In the data that follows, find the line containing "Type out the text in this image."; then quote that line and every line after it, exactly, through the last one.

[Data records]
= = = = =
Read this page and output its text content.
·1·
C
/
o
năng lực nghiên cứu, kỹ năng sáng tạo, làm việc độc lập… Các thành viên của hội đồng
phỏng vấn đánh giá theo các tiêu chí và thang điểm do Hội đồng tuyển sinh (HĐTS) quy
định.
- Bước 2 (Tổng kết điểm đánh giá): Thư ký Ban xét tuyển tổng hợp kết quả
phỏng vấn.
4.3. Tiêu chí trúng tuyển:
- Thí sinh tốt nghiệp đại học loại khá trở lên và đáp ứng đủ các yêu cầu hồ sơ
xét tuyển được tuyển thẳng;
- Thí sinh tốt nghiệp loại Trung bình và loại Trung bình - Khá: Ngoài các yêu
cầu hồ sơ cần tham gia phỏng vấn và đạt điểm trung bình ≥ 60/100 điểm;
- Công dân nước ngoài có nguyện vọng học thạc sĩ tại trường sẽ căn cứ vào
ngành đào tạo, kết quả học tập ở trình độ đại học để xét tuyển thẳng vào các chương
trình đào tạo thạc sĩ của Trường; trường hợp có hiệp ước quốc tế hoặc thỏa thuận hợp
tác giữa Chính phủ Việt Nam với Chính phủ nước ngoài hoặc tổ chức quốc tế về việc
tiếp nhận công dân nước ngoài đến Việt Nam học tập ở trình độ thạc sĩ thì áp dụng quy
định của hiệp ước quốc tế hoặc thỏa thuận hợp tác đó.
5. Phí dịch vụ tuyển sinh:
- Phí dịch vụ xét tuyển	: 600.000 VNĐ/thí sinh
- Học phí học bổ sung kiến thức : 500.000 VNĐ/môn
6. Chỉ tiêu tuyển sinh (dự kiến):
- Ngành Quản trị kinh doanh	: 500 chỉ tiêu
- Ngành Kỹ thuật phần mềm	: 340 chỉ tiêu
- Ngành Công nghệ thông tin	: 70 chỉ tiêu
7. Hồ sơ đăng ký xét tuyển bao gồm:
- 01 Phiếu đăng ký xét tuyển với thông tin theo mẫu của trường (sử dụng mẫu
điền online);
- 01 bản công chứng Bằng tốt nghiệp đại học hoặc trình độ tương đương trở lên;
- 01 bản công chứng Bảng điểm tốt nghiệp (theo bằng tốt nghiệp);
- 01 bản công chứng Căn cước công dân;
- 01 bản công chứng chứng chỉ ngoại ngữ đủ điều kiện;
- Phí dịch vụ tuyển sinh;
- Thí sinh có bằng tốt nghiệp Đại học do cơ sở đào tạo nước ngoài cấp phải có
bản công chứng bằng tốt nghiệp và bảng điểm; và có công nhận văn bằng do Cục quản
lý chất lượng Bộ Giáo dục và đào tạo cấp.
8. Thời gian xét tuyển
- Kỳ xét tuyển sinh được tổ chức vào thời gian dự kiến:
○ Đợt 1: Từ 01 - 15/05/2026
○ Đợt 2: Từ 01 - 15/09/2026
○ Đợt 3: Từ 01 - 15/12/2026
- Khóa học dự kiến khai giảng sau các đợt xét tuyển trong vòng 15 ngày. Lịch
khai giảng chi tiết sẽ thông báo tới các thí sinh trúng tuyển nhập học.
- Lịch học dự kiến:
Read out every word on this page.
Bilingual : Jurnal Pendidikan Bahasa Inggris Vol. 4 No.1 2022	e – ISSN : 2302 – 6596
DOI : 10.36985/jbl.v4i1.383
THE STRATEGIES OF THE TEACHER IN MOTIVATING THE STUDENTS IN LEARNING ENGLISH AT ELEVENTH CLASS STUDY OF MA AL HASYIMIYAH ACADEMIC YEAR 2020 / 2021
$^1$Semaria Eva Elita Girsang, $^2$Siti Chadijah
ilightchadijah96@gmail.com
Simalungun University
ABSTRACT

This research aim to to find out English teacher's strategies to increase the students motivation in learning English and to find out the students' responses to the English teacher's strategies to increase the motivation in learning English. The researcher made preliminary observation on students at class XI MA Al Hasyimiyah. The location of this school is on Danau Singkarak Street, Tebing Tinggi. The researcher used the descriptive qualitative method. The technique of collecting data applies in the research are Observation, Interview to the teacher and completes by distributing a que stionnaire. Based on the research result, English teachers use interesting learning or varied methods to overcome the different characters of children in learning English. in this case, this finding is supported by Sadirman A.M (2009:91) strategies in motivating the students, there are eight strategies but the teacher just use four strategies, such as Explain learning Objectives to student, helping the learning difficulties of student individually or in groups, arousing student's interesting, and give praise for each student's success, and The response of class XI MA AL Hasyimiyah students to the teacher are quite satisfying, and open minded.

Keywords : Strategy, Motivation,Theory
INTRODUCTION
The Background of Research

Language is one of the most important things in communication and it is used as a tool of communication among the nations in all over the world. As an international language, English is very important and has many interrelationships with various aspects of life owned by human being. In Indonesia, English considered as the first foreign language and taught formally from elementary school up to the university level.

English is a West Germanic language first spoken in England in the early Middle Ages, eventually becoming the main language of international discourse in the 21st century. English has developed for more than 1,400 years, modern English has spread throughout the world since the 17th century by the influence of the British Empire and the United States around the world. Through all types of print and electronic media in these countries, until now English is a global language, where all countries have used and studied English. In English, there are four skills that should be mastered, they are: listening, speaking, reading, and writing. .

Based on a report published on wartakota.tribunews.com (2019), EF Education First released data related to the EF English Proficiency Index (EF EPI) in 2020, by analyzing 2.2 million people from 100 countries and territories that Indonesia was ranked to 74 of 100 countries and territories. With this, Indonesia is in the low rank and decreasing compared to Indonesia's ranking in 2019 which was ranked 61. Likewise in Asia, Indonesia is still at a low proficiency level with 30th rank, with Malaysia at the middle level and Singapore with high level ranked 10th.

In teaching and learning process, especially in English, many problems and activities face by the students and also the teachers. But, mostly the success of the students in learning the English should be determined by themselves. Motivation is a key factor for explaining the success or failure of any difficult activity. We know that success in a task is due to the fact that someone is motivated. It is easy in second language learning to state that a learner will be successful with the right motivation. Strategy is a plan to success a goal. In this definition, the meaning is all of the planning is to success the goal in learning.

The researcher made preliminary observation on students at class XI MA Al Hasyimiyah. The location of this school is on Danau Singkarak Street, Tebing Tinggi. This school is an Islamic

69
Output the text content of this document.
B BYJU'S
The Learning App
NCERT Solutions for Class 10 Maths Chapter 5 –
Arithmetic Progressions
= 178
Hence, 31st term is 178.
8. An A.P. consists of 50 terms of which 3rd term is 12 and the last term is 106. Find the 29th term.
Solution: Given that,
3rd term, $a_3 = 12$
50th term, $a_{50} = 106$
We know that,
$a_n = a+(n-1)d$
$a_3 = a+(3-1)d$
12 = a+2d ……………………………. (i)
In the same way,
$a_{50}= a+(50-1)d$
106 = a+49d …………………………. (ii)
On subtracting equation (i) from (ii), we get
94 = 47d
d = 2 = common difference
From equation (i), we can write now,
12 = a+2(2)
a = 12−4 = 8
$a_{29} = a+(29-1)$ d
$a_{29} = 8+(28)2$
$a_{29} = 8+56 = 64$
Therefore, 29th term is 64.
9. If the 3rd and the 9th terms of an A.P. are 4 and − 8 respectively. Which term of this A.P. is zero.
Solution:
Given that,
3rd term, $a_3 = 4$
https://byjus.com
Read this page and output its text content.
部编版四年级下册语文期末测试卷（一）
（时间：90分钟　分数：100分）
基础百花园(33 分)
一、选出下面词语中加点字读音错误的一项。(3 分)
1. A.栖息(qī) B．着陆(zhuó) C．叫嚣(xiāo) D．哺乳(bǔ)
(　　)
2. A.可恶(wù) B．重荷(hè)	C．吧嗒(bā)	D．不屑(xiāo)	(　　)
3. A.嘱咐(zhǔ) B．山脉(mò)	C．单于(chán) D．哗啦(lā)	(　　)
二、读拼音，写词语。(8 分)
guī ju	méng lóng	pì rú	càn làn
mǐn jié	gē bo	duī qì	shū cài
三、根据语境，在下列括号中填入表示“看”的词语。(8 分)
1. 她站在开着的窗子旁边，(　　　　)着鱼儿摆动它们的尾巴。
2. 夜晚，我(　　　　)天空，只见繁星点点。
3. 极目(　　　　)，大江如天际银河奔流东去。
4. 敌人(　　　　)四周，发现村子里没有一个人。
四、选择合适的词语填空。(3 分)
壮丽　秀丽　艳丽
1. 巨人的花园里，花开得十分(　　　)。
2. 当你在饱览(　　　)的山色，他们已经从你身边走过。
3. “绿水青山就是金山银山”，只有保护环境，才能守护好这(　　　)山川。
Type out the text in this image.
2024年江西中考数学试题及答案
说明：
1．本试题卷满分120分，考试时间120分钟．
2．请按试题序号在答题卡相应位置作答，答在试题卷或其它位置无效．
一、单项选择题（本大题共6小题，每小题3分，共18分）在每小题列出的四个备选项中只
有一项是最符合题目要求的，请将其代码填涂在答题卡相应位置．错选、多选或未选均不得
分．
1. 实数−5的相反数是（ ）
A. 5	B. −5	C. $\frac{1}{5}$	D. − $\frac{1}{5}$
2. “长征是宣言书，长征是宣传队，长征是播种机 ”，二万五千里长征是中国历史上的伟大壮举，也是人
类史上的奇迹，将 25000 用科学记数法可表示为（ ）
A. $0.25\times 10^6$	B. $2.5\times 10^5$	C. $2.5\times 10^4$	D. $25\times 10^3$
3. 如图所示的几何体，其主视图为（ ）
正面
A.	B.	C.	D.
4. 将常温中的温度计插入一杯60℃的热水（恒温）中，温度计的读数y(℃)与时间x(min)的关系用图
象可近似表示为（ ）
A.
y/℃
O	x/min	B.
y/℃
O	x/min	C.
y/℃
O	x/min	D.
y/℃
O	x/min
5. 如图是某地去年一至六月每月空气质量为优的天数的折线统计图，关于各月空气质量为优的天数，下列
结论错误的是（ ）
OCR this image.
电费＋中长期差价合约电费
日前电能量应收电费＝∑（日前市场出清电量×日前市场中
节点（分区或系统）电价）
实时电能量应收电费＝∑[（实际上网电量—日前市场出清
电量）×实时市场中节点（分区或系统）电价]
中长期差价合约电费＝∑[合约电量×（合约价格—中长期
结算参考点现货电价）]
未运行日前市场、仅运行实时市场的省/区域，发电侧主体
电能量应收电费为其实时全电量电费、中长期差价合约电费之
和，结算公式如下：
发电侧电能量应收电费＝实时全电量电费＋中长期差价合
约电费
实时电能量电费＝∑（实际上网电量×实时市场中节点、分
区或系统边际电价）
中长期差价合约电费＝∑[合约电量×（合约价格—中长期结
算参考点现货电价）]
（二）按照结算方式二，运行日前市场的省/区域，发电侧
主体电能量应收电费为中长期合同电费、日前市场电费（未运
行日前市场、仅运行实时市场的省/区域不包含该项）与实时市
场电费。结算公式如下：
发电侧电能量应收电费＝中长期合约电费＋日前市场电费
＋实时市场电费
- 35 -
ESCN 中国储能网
= = = = =
Written response
Type out the text in this image.
2024年江西中考数学试题及答案
说明：
1．本试题卷满分120分，考试时间120分钟．
2．请按试题序号在答题卡相应位置作答，答在试题卷或其它位置无效．
一、单项选择题（本大题共6小题，每小题3分，共18分）在每小题列出的四个备选项中只
有一项是最符合题目要求的，请将其代码填涂在答题卡相应位置．错选、多选或未选均不得
分．
1. 实数−5的相反数是（ ）
A. 5	B. −5	C. $\frac{1}{5}$	D. − $\frac{1}{5}$
2. “长征是宣言书，长征是宣传队，长征是播种机 ”，二万五千里长征是中国历史上的伟大壮举，也是人
类史上的奇迹，将 25000 用科学记数法可表示为（ ）
A. $0.25\times 10^6$	B. $2.5\times 10^5$	C. $2.5\times 10^4$	D. $25\times 10^3$
3. 如图所示的几何体，其主视图为（ ）
正面
A.	B.	C.	D.
4. 将常温中的温度计插入一杯60℃的热水（恒温）中，温度计的读数y(℃)与时间x(min)的关系用图
象可近似表示为（ ）
A.
y/℃
O	x/min	B.
y/℃
O	x/min	C.
y/℃
O	x/min	D.
y/℃
O	x/min
5. 如图是某地去年一至六月每月空气质量为优的天数的折线统计图，关于各月空气质量为优的天数，下列
结论错误的是（ ）
OCR this image.
电费＋中长期差价合约电费
日前电能量应收电费＝∑（日前市场出清电量×日前市场中
节点（分区或系统）电价）
实时电能量应收电费＝∑[（实际上网电量—日前市场出清
电量）×实时市场中节点（分区或系统）电价]
中长期差价合约电费＝∑[合约电量×（合约价格—中长期
结算参考点现货电价）]
未运行日前市场、仅运行实时市场的省/区域，发电侧主体
电能量应收电费为其实时全电量电费、中长期差价合约电费之
和，结算公式如下：
发电侧电能量应收电费＝实时全电量电费＋中长期差价合
约电费
实时电能量电费＝∑（实际上网电量×实时市场中节点、分
区或系统边际电价）
中长期差价合约电费＝∑[合约电量×（合约价格—中长期结
算参考点现货电价）]
（二）按照结算方式二，运行日前市场的省/区域，发电侧
主体电能量应收电费为中长期合同电费、日前市场电费（未运
行日前市场、仅运行实时市场的省/区域不包含该项）与实时市
场电费。结算公式如下：
发电侧电能量应收电费＝中长期合约电费＋日前市场电费
＋实时市场电费
- 35 -
ESCN 中国储能网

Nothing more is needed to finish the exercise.